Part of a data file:
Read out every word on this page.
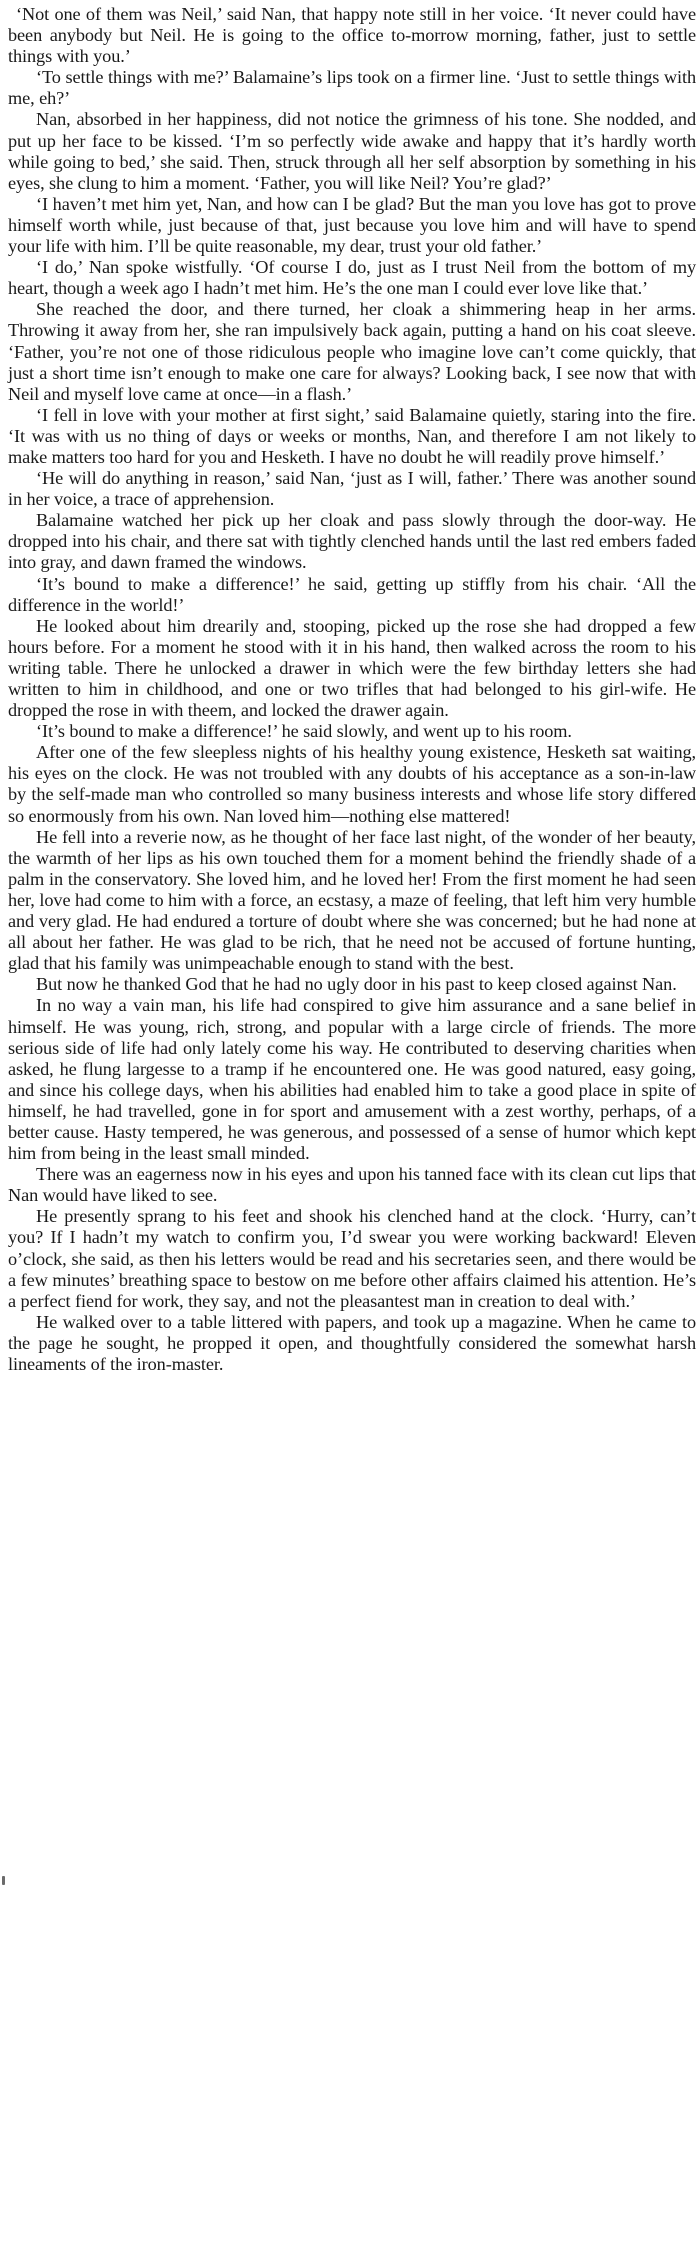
‘Not one of them was Neil,’ said Nan, that happy note still in her voice. ‘It never could have been anybody but Neil. He is going to the office to-morrow morning, father, just to settle things with you.’

‘To settle things with me?’ Balamaine’s lips took on a firmer line. ‘Just to settle things with me, eh?’

Nan, absorbed in her happiness, did not notice the grimness of his tone. She nodded, and put up her face to be kissed. ‘I’m so perfectly wide awake and happy that it’s hardly worth while going to bed,’ she said. Then, struck through all her self absorption by something in his eyes, she clung to him a moment. ‘Father, you will like Neil? You’re glad?’

‘I haven’t met him yet, Nan, and how can I be glad? But the man you love has got to prove himself worth while, just because of that, just because you love him and will have to spend your life with him. I’ll be quite reasonable, my dear, trust your old father.’

‘I do,’ Nan spoke wistfully. ‘Of course I do, just as I trust Neil from the bottom of my heart, though a week ago I hadn’t met him. He’s the one man I could ever love like that.’

She reached the door, and there turned, her cloak a shimmering heap in her arms. Throwing it away from her, she ran impulsively back again, putting a hand on his coat sleeve. ‘Father, you’re not one of those ridiculous people who imagine love can’t come quickly, that just a short time isn’t enough to make one care for always? Looking back, I see now that with Neil and myself love came at once—in a flash.’

‘I fell in love with your mother at first sight,’ said Balamaine quietly, staring into the fire. ‘It was with us no thing of days or weeks or months, Nan, and therefore I am not likely to make matters too hard for you and Hesketh. I have no doubt he will readily prove himself.’

‘He will do anything in reason,’ said Nan, ‘just as I will, father.’ There was another sound in her voice, a trace of apprehension.

Balamaine watched her pick up her cloak and pass slowly through the door-way. He dropped into his chair, and there sat with tightly clenched hands until the last red embers faded into gray, and dawn framed the windows.

‘It’s bound to make a difference!’ he said, getting up stiffly from his chair. ‘All the difference in the world!’

He looked about him drearily and, stooping, picked up the rose she had dropped a few hours before. For a moment he stood with it in his hand, then walked across the room to his writing table. There he unlocked a drawer in which were the few birthday letters she had written to him in childhood, and one or two trifles that had belonged to his girl-wife. He dropped the rose in with theem, and locked the drawer again.

‘It’s bound to make a difference!’ he said slowly, and went up to his room.

After one of the few sleepless nights of his healthy young existence, Hesketh sat waiting, his eyes on the clock. He was not troubled with any doubts of his acceptance as a son-in-law by the self-made man who controlled so many business interests and whose life story differed so enormously from his own. Nan loved him—nothing else mattered!

He fell into a reverie now, as he thought of her face last night, of the wonder of her beauty, the warmth of her lips as his own touched them for a moment behind the friendly shade of a palm in the conservatory. She loved him, and he loved her! From the first moment he had seen her, love had come to him with a force, an ecstasy, a maze of feeling, that left him very humble and very glad. He had endured a torture of doubt where she was concerned; but he had none at all about her father. He was glad to be rich, that he need not be accused of fortune hunting, glad that his family was unimpeachable enough to stand with the best.

But now he thanked God that he had no ugly door in his past to keep closed against Nan.

In no way a vain man, his life had conspired to give him assurance and a sane belief in himself. He was young, rich, strong, and popular with a large circle of friends. The more serious side of life had only lately come his way. He contributed to deserving charities when asked, he flung largesse to a tramp if he encountered one. He was good natured, easy going, and since his college days, when his abilities had enabled him to take a good place in spite of himself, he had travelled, gone in for sport and amusement with a zest worthy, perhaps, of a better cause. Hasty tempered, he was generous, and possessed of a sense of humor which kept him from being in the least small minded.

There was an eagerness now in his eyes and upon his tanned face with its clean cut lips that Nan would have liked to see.

He presently sprang to his feet and shook his clenched hand at the clock. ‘Hurry, can’t you? If I hadn’t my watch to confirm you, I’d swear you were working backward! Eleven o’clock, she said, as then his letters would be read and his secretaries seen, and there would be a few minutes’ breathing space to bestow on me before other affairs claimed his attention. He’s a perfect fiend for work, they say, and not the pleasantest man in creation to deal with.’

He walked over to a table littered with papers, and took up a magazine. When he came to the page he sought, he propped it open, and thoughtfully considered the somewhat harsh lineaments of the iron-master.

** TO BE DONE **
Without including any pictures, print all of the material exactly as given.

** TASK ANSWER **
Read out every word on this page.
‘Not one of them was Neil,’ said Nan, that happy note still in her voice. ‘It never could have been anybody but Neil. He is going to the office to-morrow morning, father, just to settle things with you.’

‘To settle things with me?’ Balamaine’s lips took on a firmer line. ‘Just to settle things with me, eh?’

Nan, absorbed in her happiness, did not notice the grimness of his tone. She nodded, and put up her face to be kissed. ‘I’m so perfectly wide awake and happy that it’s hardly worth while going to bed,’ she said. Then, struck through all her self absorption by something in his eyes, she clung to him a moment. ‘Father, you will like Neil? You’re glad?’

‘I haven’t met him yet, Nan, and how can I be glad? But the man you love has got to prove himself worth while, just because of that, just because you love him and will have to spend your life with him. I’ll be quite reasonable, my dear, trust your old father.’

‘I do,’ Nan spoke wistfully. ‘Of course I do, just as I trust Neil from the bottom of my heart, though a week ago I hadn’t met him. He’s the one man I could ever love like that.’

She reached the door, and there turned, her cloak a shimmering heap in her arms. Throwing it away from her, she ran impulsively back again, putting a hand on his coat sleeve. ‘Father, you’re not one of those ridiculous people who imagine love can’t come quickly, that just a short time isn’t enough to make one care for always? Looking back, I see now that with Neil and myself love came at once—in a flash.’

‘I fell in love with your mother at first sight,’ said Balamaine quietly, staring into the fire. ‘It was with us no thing of days or weeks or months, Nan, and therefore I am not likely to make matters too hard for you and Hesketh. I have no doubt he will readily prove himself.’

‘He will do anything in reason,’ said Nan, ‘just as I will, father.’ There was another sound in her voice, a trace of apprehension.

Balamaine watched her pick up her cloak and pass slowly through the door-way. He dropped into his chair, and there sat with tightly clenched hands until the last red embers faded into gray, and dawn framed the windows.

‘It’s bound to make a difference!’ he said, getting up stiffly from his chair. ‘All the difference in the world!’

He looked about him drearily and, stooping, picked up the rose she had dropped a few hours before. For a moment he stood with it in his hand, then walked across the room to his writing table. There he unlocked a drawer in which were the few birthday letters she had written to him in childhood, and one or two trifles that had belonged to his girl-wife. He dropped the rose in with theem, and locked the drawer again.

‘It’s bound to make a difference!’ he said slowly, and went up to his room.

After one of the few sleepless nights of his healthy young existence, Hesketh sat waiting, his eyes on the clock. He was not troubled with any doubts of his acceptance as a son-in-law by the self-made man who controlled so many business interests and whose life story differed so enormously from his own. Nan loved him—nothing else mattered!

He fell into a reverie now, as he thought of her face last night, of the wonder of her beauty, the warmth of her lips as his own touched them for a moment behind the friendly shade of a palm in the conservatory. She loved him, and he loved her! From the first moment he had seen her, love had come to him with a force, an ecstasy, a maze of feeling, that left him very humble and very glad. He had endured a torture of doubt where she was concerned; but he had none at all about her father. He was glad to be rich, that he need not be accused of fortune hunting, glad that his family was unimpeachable enough to stand with the best.

But now he thanked God that he had no ugly door in his past to keep closed against Nan.

In no way a vain man, his life had conspired to give him assurance and a sane belief in himself. He was young, rich, strong, and popular with a large circle of friends. The more serious side of life had only lately come his way. He contributed to deserving charities when asked, he flung largesse to a tramp if he encountered one. He was good natured, easy going, and since his college days, when his abilities had enabled him to take a good place in spite of himself, he had travelled, gone in for sport and amusement with a zest worthy, perhaps, of a better cause. Hasty tempered, he was generous, and possessed of a sense of humor which kept him from being in the least small minded.

There was an eagerness now in his eyes and upon his tanned face with its clean cut lips that Nan would have liked to see.

He presently sprang to his feet and shook his clenched hand at the clock. ‘Hurry, can’t you? If I hadn’t my watch to confirm you, I’d swear you were working backward! Eleven o’clock, she said, as then his letters would be read and his secretaries seen, and there would be a few minutes’ breathing space to bestow on me before other affairs claimed his attention. He’s a perfect fiend for work, they say, and not the pleasantest man in creation to deal with.’

He walked over to a table littered with papers, and took up a magazine. When he came to the page he sought, he propped it open, and thoughtfully considered the somewhat harsh lineaments of the iron-master.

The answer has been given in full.